* Begin Material provided *
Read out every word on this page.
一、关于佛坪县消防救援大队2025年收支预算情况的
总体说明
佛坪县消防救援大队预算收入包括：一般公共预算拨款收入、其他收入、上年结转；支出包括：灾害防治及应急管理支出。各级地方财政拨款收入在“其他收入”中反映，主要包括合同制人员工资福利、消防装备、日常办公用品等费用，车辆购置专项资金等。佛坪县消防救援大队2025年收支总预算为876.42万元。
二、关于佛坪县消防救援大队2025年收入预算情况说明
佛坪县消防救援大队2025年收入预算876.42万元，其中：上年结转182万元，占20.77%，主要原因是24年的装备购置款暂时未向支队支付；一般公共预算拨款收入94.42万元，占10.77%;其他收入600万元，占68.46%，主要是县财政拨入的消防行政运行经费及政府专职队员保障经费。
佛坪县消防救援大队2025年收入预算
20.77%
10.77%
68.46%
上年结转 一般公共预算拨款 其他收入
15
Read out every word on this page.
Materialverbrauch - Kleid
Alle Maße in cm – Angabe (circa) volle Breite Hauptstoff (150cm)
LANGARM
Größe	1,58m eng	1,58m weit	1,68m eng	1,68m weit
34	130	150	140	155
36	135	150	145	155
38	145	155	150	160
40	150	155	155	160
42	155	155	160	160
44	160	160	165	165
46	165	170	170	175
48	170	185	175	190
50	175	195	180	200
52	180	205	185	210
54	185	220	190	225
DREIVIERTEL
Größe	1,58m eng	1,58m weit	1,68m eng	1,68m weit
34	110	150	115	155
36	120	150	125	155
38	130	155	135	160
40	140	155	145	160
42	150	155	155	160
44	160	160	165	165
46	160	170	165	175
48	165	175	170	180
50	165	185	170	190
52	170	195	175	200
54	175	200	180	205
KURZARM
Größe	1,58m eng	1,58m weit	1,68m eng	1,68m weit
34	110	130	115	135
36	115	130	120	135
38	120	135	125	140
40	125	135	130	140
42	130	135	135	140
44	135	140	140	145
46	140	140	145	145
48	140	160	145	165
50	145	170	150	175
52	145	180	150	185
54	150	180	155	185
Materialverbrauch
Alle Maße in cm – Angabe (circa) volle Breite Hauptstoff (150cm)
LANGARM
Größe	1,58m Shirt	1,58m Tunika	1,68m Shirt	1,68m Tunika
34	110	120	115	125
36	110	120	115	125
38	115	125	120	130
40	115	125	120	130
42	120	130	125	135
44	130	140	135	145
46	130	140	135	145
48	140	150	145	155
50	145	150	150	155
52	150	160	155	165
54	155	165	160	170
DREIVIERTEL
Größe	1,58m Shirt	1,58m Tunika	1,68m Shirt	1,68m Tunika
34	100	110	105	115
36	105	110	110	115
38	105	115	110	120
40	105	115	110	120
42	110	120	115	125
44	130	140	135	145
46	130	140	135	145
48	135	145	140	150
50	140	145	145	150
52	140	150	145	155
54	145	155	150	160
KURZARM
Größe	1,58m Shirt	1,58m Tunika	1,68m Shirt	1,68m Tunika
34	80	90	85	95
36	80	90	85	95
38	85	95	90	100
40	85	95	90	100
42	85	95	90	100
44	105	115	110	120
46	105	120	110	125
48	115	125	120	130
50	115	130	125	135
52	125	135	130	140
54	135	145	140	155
* End Material provided *
* Begin Material provided *
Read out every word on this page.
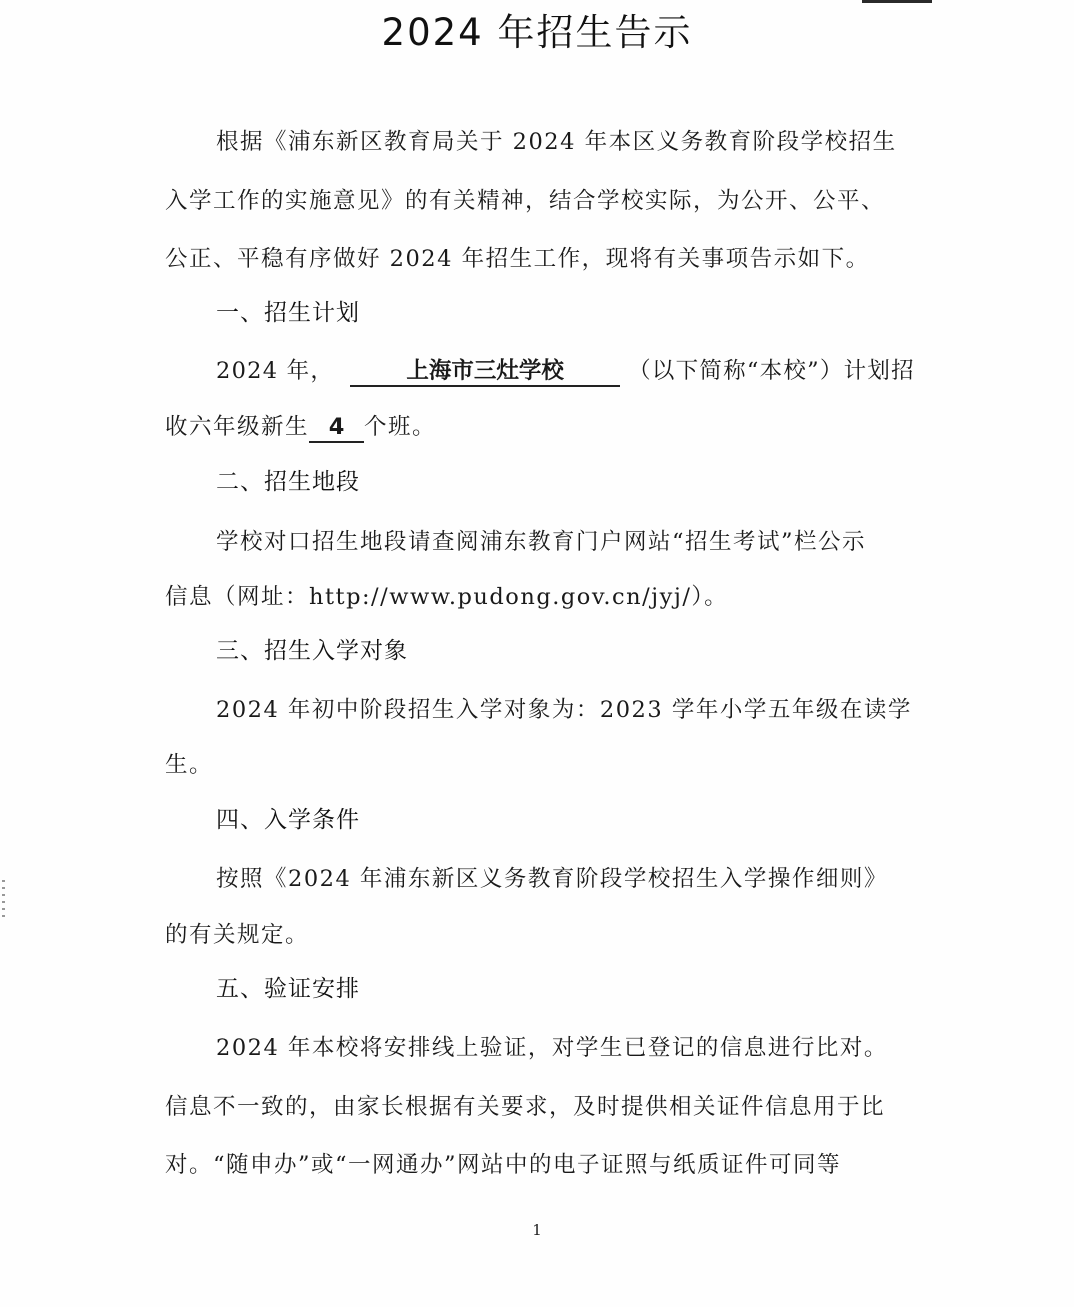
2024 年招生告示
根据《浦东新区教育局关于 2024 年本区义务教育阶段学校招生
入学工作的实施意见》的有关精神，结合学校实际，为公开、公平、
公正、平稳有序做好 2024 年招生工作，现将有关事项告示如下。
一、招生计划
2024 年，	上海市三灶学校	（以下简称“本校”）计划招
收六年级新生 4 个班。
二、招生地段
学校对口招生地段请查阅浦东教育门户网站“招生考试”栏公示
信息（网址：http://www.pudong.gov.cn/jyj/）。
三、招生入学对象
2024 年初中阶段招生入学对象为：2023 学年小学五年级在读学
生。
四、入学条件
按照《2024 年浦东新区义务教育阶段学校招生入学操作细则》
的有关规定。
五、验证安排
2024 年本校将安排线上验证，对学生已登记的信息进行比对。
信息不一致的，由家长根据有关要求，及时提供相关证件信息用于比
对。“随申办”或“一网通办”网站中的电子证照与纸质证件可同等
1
* End Material provided *
From the entries above, copy every line that holds the word "Materialverbrauch".

• Answer to the problem
Materialverbrauch - Kleid
Materialverbrauch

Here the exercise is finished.